◆ Task inputs ◆
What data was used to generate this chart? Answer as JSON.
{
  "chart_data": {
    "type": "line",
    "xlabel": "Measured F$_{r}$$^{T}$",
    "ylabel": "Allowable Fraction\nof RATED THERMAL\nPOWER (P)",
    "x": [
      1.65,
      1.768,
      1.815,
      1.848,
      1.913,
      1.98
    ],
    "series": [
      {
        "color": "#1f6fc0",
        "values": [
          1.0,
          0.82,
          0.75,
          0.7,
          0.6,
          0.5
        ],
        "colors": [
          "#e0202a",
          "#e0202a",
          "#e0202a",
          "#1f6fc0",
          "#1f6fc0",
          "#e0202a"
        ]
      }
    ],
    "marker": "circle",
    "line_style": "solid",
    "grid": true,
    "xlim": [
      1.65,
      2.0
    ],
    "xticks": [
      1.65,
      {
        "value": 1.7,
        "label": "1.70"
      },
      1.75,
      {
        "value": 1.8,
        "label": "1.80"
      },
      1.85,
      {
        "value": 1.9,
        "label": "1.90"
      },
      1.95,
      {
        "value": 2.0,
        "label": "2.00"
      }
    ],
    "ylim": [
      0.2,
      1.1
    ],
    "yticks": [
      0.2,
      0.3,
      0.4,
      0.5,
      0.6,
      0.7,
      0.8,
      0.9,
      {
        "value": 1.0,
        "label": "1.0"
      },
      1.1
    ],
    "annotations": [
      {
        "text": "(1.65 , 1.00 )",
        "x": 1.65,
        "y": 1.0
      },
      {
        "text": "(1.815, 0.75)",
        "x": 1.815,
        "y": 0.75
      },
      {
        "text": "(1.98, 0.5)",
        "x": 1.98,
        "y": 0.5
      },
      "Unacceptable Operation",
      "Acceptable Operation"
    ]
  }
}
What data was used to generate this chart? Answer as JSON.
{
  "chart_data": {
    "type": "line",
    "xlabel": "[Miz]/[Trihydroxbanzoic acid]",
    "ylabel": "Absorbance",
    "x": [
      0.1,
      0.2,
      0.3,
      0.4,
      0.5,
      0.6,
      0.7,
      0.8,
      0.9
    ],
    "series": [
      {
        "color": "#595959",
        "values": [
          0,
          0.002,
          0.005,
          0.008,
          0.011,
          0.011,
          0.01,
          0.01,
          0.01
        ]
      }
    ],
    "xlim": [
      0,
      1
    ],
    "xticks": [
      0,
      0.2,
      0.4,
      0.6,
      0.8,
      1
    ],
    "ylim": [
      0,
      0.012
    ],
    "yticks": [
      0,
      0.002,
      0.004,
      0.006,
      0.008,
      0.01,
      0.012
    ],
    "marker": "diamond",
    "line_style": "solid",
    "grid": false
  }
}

◆ Exercise task ◆
Reproduce the material above exactly; please quote every line of it.

◆ Solved exercise ◆
What data was used to generate this chart? Answer as JSON.
{
  "chart_data": {
    "type": "line",
    "xlabel": "Measured F$_{r}$$^{T}$",
    "ylabel": "Allowable Fraction\nof RATED THERMAL\nPOWER (P)",
    "x": [
      1.65,
      1.768,
      1.815,
      1.848,
      1.913,
      1.98
    ],
    "series": [
      {
        "color": "#1f6fc0",
        "values": [
          1.0,
          0.82,
          0.75,
          0.7,
          0.6,
          0.5
        ],
        "colors": [
          "#e0202a",
          "#e0202a",
          "#e0202a",
          "#1f6fc0",
          "#1f6fc0",
          "#e0202a"
        ]
      }
    ],
    "marker": "circle",
    "line_style": "solid",
    "grid": true,
    "xlim": [
      1.65,
      2.0
    ],
    "xticks": [
      1.65,
      {
        "value": 1.7,
        "label": "1.70"
      },
      1.75,
      {
        "value": 1.8,
        "label": "1.80"
      },
      1.85,
      {
        "value": 1.9,
        "label": "1.90"
      },
      1.95,
      {
        "value": 2.0,
        "label": "2.00"
      }
    ],
    "ylim": [
      0.2,
      1.1
    ],
    "yticks": [
      0.2,
      0.3,
      0.4,
      0.5,
      0.6,
      0.7,
      0.8,
      0.9,
      {
        "value": 1.0,
        "label": "1.0"
      },
      1.1
    ],
    "annotations": [
      {
        "text": "(1.65 , 1.00 )",
        "x": 1.65,
        "y": 1.0
      },
      {
        "text": "(1.815, 0.75)",
        "x": 1.815,
        "y": 0.75
      },
      {
        "text": "(1.98, 0.5)",
        "x": 1.98,
        "y": 0.5
      },
      "Unacceptable Operation",
      "Acceptable Operation"
    ]
  }
}
What data was used to generate this chart? Answer as JSON.
{
  "chart_data": {
    "type": "line",
    "xlabel": "[Miz]/[Trihydroxbanzoic acid]",
    "ylabel": "Absorbance",
    "x": [
      0.1,
      0.2,
      0.3,
      0.4,
      0.5,
      0.6,
      0.7,
      0.8,
      0.9
    ],
    "series": [
      {
        "color": "#595959",
        "values": [
          0,
          0.002,
          0.005,
          0.008,
          0.011,
          0.011,
          0.01,
          0.01,
          0.01
        ]
      }
    ],
    "xlim": [
      0,
      1
    ],
    "xticks": [
      0,
      0.2,
      0.4,
      0.6,
      0.8,
      1
    ],
    "ylim": [
      0,
      0.012
    ],
    "yticks": [
      0,
      0.002,
      0.004,
      0.006,
      0.008,
      0.01,
      0.012
    ],
    "marker": "diamond",
    "line_style": "solid",
    "grid": false
  }
}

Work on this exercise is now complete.